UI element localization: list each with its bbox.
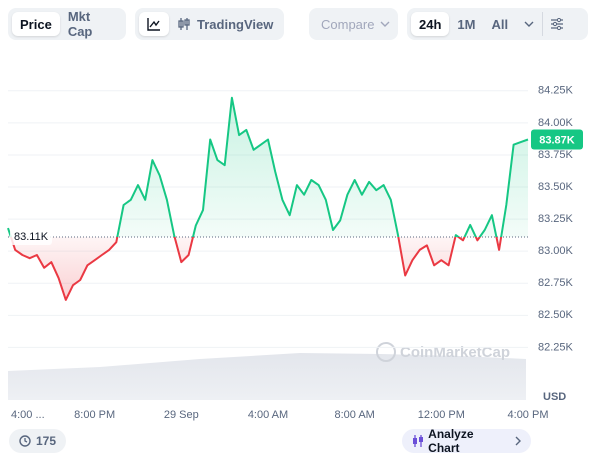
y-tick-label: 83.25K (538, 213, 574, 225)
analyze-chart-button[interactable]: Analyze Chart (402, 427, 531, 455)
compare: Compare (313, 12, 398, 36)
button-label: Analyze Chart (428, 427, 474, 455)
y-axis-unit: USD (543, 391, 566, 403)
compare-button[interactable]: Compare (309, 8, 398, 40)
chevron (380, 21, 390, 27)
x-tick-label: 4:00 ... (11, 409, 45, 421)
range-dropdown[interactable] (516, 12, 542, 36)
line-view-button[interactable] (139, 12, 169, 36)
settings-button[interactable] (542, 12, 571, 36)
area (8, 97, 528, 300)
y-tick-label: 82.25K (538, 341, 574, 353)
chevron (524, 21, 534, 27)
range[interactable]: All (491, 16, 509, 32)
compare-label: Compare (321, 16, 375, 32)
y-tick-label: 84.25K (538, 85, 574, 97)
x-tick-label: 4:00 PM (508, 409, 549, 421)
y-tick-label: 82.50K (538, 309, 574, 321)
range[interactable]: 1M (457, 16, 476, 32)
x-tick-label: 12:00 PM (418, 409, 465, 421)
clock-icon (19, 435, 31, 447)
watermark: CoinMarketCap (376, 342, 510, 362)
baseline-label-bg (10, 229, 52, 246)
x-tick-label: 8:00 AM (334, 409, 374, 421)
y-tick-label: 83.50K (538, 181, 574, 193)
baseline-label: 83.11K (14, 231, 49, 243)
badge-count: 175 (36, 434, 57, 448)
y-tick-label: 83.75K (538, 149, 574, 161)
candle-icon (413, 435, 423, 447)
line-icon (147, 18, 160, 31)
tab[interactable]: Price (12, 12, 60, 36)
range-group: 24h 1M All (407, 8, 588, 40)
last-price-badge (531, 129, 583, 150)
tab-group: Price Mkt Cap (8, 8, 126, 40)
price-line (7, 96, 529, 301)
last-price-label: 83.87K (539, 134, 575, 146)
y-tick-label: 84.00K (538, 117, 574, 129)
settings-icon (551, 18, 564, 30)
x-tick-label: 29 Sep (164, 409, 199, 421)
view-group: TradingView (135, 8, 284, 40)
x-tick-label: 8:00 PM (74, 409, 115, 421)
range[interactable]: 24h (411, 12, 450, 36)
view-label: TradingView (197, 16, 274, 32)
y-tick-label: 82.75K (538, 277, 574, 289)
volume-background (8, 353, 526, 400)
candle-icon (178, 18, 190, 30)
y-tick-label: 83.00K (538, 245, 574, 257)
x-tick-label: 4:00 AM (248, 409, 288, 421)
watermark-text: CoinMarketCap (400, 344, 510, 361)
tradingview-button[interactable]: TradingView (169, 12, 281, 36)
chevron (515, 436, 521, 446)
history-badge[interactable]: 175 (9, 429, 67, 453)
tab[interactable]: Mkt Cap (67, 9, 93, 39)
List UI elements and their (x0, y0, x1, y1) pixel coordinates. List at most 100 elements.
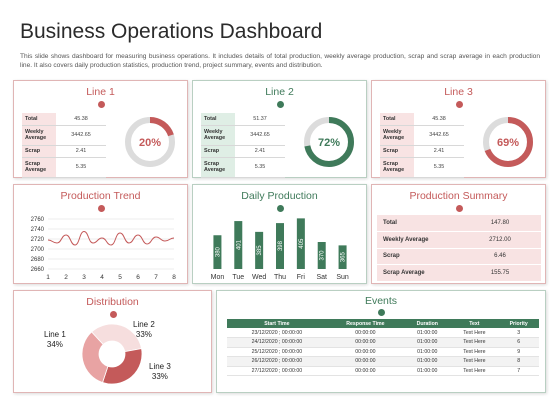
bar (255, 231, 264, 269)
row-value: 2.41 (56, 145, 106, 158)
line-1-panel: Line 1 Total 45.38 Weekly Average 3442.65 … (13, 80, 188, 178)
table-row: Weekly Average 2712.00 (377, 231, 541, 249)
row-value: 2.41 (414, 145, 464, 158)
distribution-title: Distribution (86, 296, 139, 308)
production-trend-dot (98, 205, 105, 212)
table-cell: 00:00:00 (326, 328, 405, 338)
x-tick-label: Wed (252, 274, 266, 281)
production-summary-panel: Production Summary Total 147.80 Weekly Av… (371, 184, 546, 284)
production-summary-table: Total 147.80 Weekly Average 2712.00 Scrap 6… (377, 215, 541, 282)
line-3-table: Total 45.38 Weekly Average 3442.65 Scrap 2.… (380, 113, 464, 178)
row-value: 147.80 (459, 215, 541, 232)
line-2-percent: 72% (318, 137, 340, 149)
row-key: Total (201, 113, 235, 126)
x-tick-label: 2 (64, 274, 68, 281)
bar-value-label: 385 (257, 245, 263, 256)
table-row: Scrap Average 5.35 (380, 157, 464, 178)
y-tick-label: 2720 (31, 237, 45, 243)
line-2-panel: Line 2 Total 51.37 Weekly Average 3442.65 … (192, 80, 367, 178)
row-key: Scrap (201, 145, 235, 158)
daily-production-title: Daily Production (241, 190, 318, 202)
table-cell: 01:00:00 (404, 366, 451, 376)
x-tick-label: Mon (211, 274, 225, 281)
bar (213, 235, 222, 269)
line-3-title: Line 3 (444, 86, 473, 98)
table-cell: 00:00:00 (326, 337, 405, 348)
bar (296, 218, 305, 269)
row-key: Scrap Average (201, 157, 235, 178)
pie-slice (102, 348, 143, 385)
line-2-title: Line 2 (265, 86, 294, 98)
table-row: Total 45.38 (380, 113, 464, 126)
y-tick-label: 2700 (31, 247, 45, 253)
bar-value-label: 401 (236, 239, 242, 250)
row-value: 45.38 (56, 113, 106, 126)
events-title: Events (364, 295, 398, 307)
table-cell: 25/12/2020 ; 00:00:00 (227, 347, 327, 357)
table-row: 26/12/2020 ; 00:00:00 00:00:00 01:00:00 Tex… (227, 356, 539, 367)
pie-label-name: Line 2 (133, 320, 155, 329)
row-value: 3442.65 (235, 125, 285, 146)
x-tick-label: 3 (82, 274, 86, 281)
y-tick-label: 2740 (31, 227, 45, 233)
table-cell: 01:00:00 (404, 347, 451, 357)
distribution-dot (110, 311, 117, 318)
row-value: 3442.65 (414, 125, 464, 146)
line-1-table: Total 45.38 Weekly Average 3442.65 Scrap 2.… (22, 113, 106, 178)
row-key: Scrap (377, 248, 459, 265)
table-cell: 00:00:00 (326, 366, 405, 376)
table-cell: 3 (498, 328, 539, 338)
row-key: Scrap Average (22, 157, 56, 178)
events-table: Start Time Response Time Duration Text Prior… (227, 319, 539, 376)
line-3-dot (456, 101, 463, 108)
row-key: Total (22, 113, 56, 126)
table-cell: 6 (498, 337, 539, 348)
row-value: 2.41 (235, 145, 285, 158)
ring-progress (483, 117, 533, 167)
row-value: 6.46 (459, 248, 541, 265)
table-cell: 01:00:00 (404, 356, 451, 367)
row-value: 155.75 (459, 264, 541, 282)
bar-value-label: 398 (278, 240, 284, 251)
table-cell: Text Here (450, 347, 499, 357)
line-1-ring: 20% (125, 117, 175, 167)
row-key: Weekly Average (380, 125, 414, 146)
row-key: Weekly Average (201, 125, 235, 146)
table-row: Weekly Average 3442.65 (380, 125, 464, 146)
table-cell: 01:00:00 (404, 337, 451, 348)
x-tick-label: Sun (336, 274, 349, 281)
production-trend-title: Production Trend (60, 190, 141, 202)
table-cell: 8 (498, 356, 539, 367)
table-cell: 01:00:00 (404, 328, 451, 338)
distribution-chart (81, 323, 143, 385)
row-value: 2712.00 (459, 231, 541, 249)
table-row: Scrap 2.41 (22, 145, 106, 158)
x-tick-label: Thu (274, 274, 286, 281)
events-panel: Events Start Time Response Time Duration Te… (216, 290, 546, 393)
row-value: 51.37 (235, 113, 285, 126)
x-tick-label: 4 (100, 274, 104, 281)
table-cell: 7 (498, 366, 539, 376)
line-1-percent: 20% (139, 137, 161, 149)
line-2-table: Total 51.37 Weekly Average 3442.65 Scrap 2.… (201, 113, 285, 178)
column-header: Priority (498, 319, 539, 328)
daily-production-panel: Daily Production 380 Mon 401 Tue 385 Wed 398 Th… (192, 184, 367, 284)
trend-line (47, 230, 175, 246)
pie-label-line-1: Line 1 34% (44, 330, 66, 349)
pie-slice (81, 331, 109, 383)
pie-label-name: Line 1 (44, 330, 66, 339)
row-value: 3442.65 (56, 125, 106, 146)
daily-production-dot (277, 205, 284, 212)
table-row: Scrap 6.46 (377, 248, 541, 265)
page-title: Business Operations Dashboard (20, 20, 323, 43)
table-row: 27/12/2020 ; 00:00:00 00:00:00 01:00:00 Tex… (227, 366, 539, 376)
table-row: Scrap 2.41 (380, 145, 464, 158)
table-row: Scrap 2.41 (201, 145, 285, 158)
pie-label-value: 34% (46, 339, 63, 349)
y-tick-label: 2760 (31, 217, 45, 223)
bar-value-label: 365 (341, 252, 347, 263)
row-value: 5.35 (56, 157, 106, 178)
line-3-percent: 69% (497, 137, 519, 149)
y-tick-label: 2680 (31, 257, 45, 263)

--

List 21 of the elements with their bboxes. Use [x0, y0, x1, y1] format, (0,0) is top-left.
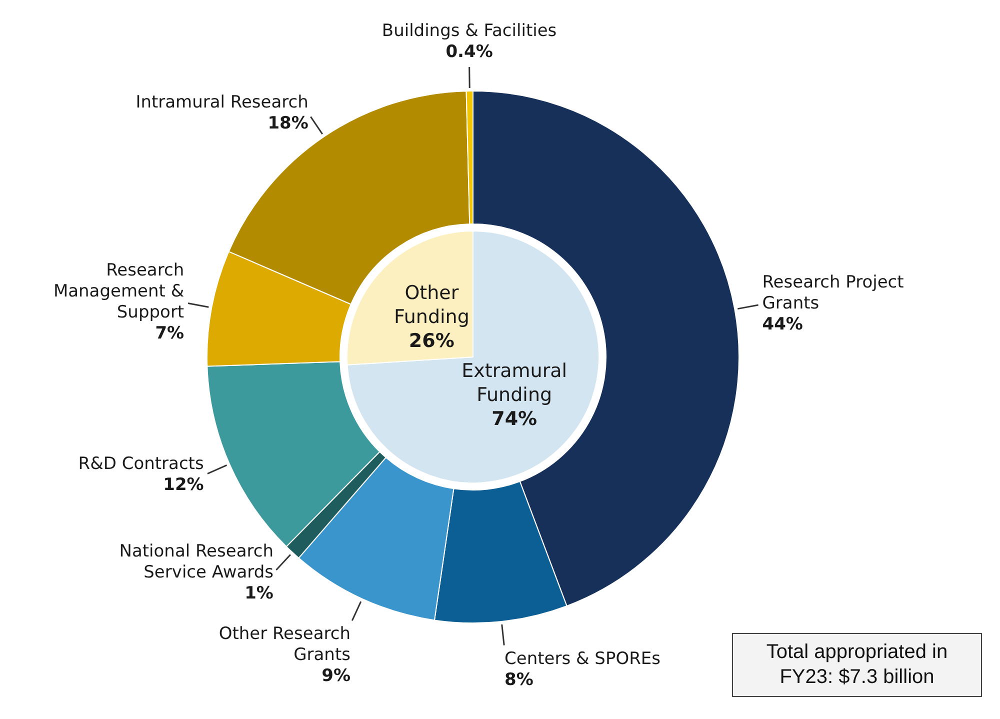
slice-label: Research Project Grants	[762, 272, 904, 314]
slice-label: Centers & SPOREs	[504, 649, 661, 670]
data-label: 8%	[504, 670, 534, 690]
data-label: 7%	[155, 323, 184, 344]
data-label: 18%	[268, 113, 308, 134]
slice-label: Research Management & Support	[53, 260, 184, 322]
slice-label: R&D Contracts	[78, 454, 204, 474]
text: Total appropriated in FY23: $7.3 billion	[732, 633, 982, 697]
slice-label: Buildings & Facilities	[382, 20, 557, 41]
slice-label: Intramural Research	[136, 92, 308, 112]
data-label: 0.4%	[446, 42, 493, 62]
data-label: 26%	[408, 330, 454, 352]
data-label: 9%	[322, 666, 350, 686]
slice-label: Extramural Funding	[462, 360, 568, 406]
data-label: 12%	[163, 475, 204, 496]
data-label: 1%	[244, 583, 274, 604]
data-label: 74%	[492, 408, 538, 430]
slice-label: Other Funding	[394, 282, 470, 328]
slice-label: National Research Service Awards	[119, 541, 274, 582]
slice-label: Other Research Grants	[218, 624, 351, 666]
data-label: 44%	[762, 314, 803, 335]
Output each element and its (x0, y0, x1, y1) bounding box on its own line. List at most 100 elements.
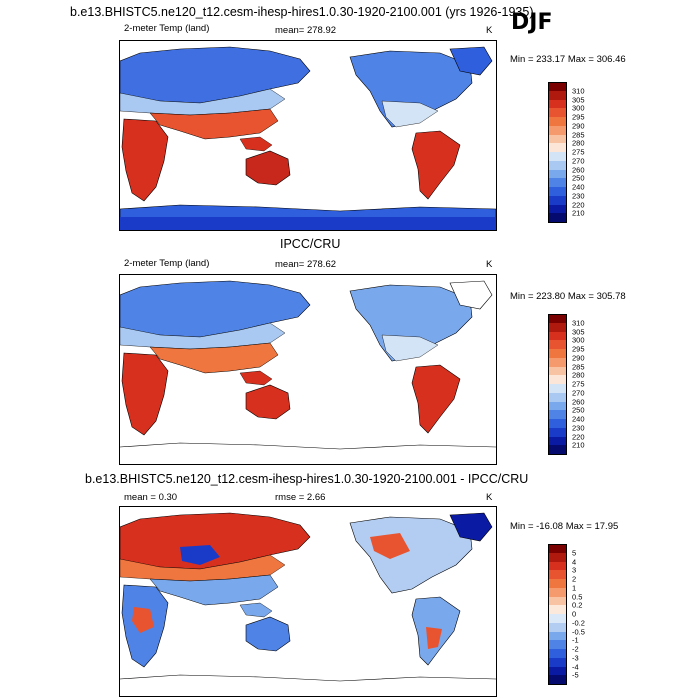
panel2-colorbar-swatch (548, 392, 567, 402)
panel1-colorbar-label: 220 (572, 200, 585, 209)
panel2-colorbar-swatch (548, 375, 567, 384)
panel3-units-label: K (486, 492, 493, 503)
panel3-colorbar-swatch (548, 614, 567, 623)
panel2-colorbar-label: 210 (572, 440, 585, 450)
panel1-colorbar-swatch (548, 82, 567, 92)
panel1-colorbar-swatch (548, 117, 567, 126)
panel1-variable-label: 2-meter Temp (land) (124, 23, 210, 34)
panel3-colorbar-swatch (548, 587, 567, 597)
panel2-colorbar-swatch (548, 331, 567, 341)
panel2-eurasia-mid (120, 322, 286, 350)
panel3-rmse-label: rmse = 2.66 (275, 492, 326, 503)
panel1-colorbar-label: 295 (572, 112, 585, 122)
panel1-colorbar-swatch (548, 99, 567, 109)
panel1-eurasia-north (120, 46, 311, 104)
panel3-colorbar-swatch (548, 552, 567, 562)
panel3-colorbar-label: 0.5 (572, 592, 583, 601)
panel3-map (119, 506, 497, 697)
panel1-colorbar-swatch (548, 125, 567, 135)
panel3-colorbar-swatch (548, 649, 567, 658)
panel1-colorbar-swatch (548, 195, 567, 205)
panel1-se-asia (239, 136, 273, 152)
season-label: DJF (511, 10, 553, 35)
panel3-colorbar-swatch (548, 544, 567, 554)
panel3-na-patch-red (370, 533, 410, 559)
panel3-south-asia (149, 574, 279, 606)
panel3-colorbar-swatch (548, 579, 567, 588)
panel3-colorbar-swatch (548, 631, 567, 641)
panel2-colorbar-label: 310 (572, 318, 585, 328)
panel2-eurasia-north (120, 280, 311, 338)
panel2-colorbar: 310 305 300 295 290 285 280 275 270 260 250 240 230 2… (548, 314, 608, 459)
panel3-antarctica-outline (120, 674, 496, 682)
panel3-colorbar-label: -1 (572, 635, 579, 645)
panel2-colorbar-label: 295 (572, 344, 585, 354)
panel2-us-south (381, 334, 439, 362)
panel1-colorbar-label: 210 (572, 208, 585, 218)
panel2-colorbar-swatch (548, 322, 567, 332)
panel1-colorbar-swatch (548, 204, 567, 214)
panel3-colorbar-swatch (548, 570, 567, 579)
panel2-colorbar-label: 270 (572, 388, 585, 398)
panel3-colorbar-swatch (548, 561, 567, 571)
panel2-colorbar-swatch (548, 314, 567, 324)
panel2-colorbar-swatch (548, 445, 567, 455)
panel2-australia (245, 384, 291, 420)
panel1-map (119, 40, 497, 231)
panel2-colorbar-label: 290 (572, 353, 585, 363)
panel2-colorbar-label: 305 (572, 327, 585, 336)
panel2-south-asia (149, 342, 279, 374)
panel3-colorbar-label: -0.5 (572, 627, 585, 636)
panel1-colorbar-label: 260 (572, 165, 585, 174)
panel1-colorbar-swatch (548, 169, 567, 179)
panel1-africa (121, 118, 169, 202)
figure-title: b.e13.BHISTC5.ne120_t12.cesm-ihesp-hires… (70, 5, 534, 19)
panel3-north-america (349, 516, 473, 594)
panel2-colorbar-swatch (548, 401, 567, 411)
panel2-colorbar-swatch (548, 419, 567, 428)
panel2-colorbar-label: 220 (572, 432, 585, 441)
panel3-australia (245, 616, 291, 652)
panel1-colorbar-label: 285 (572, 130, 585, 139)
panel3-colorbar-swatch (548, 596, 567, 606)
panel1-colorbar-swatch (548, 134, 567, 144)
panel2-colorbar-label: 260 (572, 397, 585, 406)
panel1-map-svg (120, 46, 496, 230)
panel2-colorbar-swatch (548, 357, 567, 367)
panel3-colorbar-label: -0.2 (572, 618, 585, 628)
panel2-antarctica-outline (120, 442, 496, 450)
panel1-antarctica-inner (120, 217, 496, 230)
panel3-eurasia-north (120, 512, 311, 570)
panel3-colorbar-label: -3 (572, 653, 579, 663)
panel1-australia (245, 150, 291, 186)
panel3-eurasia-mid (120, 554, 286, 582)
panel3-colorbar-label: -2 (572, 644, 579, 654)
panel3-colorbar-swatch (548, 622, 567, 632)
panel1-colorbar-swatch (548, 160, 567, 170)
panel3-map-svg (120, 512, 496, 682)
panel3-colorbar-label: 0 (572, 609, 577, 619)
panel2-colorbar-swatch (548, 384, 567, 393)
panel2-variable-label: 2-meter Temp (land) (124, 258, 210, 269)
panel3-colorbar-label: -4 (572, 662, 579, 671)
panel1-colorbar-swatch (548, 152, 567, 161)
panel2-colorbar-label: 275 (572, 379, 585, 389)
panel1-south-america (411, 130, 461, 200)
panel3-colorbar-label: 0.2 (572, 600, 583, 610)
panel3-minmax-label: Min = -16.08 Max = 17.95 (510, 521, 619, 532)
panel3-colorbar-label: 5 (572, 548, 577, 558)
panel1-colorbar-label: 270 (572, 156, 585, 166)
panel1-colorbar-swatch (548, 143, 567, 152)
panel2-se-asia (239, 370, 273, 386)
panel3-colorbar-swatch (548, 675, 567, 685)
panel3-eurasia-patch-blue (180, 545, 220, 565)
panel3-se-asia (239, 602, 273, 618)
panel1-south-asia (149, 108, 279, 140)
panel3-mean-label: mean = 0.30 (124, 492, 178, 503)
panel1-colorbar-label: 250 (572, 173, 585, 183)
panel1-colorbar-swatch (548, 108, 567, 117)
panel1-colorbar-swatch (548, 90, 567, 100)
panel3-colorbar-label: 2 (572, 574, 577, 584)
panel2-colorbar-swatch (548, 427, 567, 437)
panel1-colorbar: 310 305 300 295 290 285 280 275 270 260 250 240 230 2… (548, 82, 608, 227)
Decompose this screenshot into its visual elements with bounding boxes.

...

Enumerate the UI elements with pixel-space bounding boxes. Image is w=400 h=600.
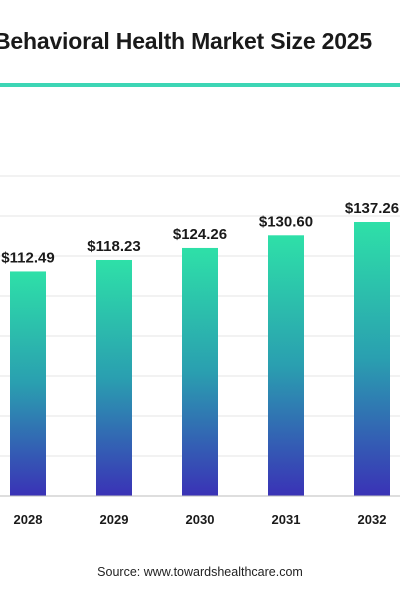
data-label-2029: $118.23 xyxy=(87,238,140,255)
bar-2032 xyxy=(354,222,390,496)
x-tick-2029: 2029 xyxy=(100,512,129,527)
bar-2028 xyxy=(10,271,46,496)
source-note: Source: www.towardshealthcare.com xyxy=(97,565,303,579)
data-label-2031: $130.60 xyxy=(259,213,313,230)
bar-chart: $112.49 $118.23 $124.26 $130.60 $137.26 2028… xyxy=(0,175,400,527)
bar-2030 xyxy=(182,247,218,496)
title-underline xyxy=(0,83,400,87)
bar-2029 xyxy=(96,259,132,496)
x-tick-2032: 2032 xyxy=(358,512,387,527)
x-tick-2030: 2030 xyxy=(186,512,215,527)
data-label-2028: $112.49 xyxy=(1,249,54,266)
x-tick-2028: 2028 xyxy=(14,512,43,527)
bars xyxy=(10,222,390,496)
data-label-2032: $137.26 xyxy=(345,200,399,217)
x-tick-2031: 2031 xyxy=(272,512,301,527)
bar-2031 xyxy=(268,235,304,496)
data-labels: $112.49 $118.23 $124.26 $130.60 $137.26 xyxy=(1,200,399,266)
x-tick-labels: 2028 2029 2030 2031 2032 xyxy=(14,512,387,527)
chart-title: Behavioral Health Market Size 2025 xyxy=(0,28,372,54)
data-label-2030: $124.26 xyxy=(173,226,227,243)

[What needs to be done] Report every line from the items above that contains the string "badge".

[Task answer]
badge-count: 175 (36, 434, 57, 448)
last-price-badge (531, 129, 583, 150)
history-badge[interactable]: 175 (9, 429, 67, 453)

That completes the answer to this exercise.